__Kaynak metin__
§ §

Her insan tek başına mutlak bir güç sağlayamaz; ancak insanların birleşmesi ile beraber insanlar çeşitli amaçlar edinip çeşitli eylemlerde bulunmuşlardır. Her birimizin tek başına gerçekleştirdikleri eylemlerin elbet bir etkisi vardır, fakat insanlık tarihini incelediğimizde büyük değişimlerin genellikle organize toplumlarla yapıldığını görürüz. Bu açıdan "birlikten kuvvet doğar" sözü göz ardı edilmemelidir.

§ §

__Sağlanan veriler__
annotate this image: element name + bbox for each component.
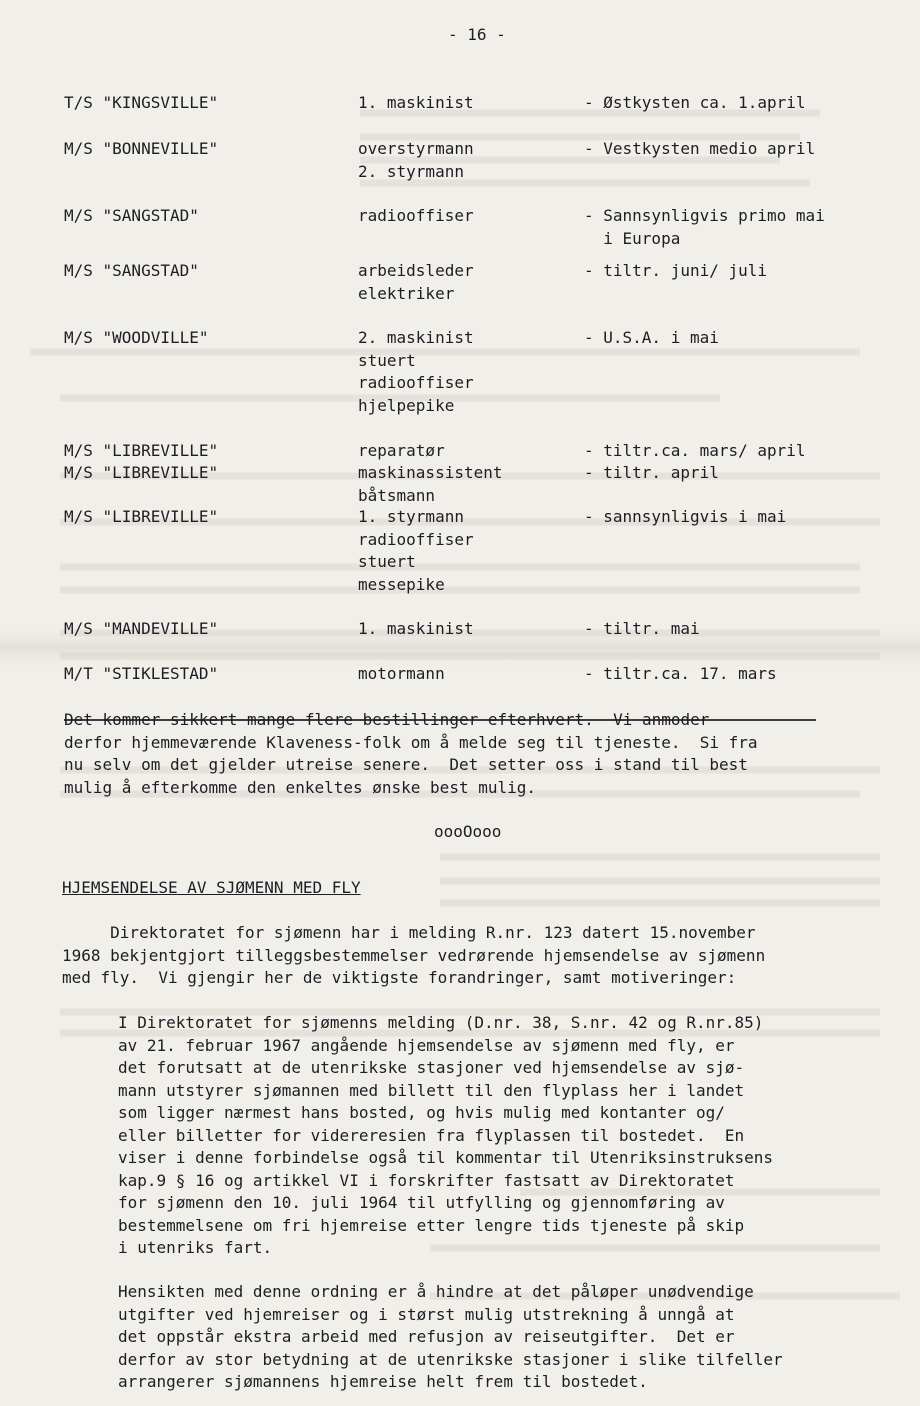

§ §

__Yazılı görev__
Birliğin güç doğurduğunu anlatan metinden, "Her insan tek" sözcükleriyle başlayıp "göz ardı edilmemelidir." sözcüklerine kadar uzanan kısmın tamamını değiştirmeden çıkarın.

__Yazılı çözüm__
Her insan tek başına mutlak bir güç sağlayamaz; ancak insanların birleşmesi ile beraber insanlar çeşitli amaçlar edinip çeşitli eylemlerde bulunmuşlardır. Her birimizin tek başına gerçekleştirdikleri eylemlerin elbet bir etkisi vardır, fakat insanlık tarihini incelediğimizde büyük değişimlerin genellikle organize toplumlarla yapıldığını görürüz. Bu açıdan "birlikten kuvvet doğar" sözü göz ardı edilmemelidir.